_Given instruction_: Every line that contains the word "Charges" should be copied out.

_Data in this exercise_:
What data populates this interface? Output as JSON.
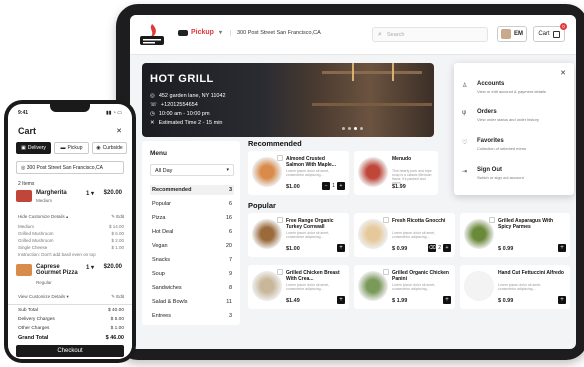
{
  "tablet": {
    "header": {
      "mode_label": "Pickup",
      "address": "300 Post Street San Francisco,CA",
      "search_placeholder": "Search",
      "user_initials": "EM",
      "cart_label": "Cart",
      "cart_count": "0"
    },
    "hero": {
      "title": "HOT GRILL",
      "address": "452 garden lane, NY 11042",
      "phone": "+12012554654",
      "hours": "10:00 am - 10:00 pm",
      "estimate": "Estimated Time 2 - 15 min"
    },
    "account_menu": {
      "items": [
        {
          "title": "Accounts",
          "subtitle": "View or edit account & payment details",
          "icon": "person-icon"
        },
        {
          "title": "Orders",
          "subtitle": "View order status and order history",
          "icon": "fork-knife-icon"
        },
        {
          "title": "Favorites",
          "subtitle": "Collection of selected menu",
          "icon": "heart-icon"
        },
        {
          "title": "Sign Out",
          "subtitle": "Switch or sign out account",
          "icon": "sign-out-icon"
        }
      ]
    },
    "menu": {
      "heading": "Menu",
      "selected_period": "All Day",
      "categories": [
        {
          "name": "Recommended",
          "count": "3"
        },
        {
          "name": "Popular",
          "count": "6"
        },
        {
          "name": "Pizza",
          "count": "16"
        },
        {
          "name": "Hot Deal",
          "count": "6"
        },
        {
          "name": "Vegan",
          "count": "20"
        },
        {
          "name": "Snacks",
          "count": "7"
        },
        {
          "name": "Soup",
          "count": "9"
        },
        {
          "name": "Sandwiches",
          "count": "8"
        },
        {
          "name": "Salad & Bowls",
          "count": "11"
        },
        {
          "name": "Entrees",
          "count": "3"
        }
      ]
    },
    "recommended": {
      "heading": "Recommended",
      "items": [
        {
          "name": "Almond Crusted Salmon With Maple...",
          "desc": "Lorem ipsum dolor sit amet, consectetur adipiscing...",
          "price": "$1.00",
          "qty": "1"
        },
        {
          "name": "Menudo",
          "desc": "This hearty pork and tripe soup is a classic Mexican flavor, it's packed and warm...",
          "price": "$1.99"
        }
      ]
    },
    "popular": {
      "heading": "Popular",
      "items": [
        {
          "name": "Free Range Organic Turkey Cornwall",
          "desc": "Lorem ipsum dolor sit amet, consectetur adipiscing...",
          "price": "$1.00"
        },
        {
          "name": "Fresh Ricotta Gnocchi",
          "desc": "Lorem ipsum dolor sit amet, consectetur adipiscing...",
          "price": "$ 0.99",
          "qty": "2"
        },
        {
          "name": "Grilled Asparagus With Spicy Parmes",
          "desc": "",
          "price": "$ 0.99"
        },
        {
          "name": "Grilled Chicken Breast With Crea...",
          "desc": "Lorem ipsum dolor sit amet, consectetur adipiscing...",
          "price": "$1.49"
        },
        {
          "name": "Grilled Organic Chicken Panini",
          "desc": "Lorem ipsum dolor sit amet, consectetur adipiscing...",
          "price": "$ 1.99"
        },
        {
          "name": "Hand Cut Fettuccini Alfredo",
          "desc": "Lorem ipsum dolor sit amet, consectetur adipiscing...",
          "price": "$ 0.99"
        }
      ]
    }
  },
  "phone": {
    "time": "9:41",
    "title": "Cart",
    "tabs": [
      "Delivery",
      "Pickup",
      "Curbside"
    ],
    "address": "300 Post Street San Francisco,CA",
    "item_count": "2 Items",
    "items": [
      {
        "name": "Margherita",
        "size": "Medium",
        "qty": "1",
        "price": "$20.00"
      },
      {
        "name": "Caprese Gourmet Pizza",
        "size": "Regular",
        "qty": "1",
        "price": "$20.00"
      }
    ],
    "hide_customize": "Hide Customize Details",
    "edit_label": "Edit",
    "view_customize": "View Customize Details",
    "options": [
      {
        "name": "Medium",
        "price": "$ 14.00"
      },
      {
        "name": "Grilled Mushroom",
        "price": "$ 6.00"
      },
      {
        "name": "Grilled Mushroom",
        "price": "$ 2.00"
      },
      {
        "name": "Single Cheese",
        "price": "$ 1.00"
      }
    ],
    "instruction": "Instruction: Don't add basil even on top",
    "totals": [
      {
        "label": "Sub Total",
        "value": "$ 40.00"
      },
      {
        "label": "Delivery Charges",
        "value": "$ 5.00"
      },
      {
        "label": "Other Charges",
        "value": "$ 1.00"
      }
    ],
    "grand_total_label": "Grand Total",
    "grand_total_value": "$ 46.00",
    "checkout_label": "Checkout"
  }
}
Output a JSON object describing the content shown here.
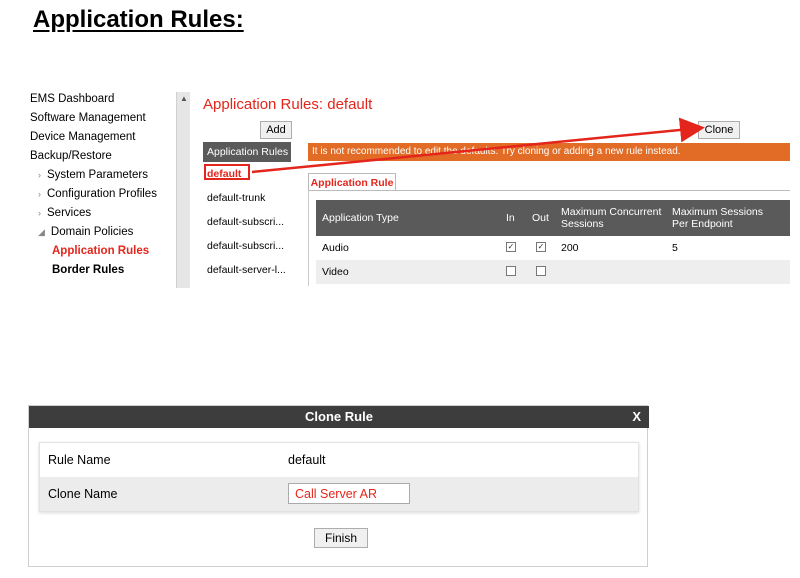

_Solution to the exercise_:
        "label": "Delivery Charges",
        "label": "Other Charges",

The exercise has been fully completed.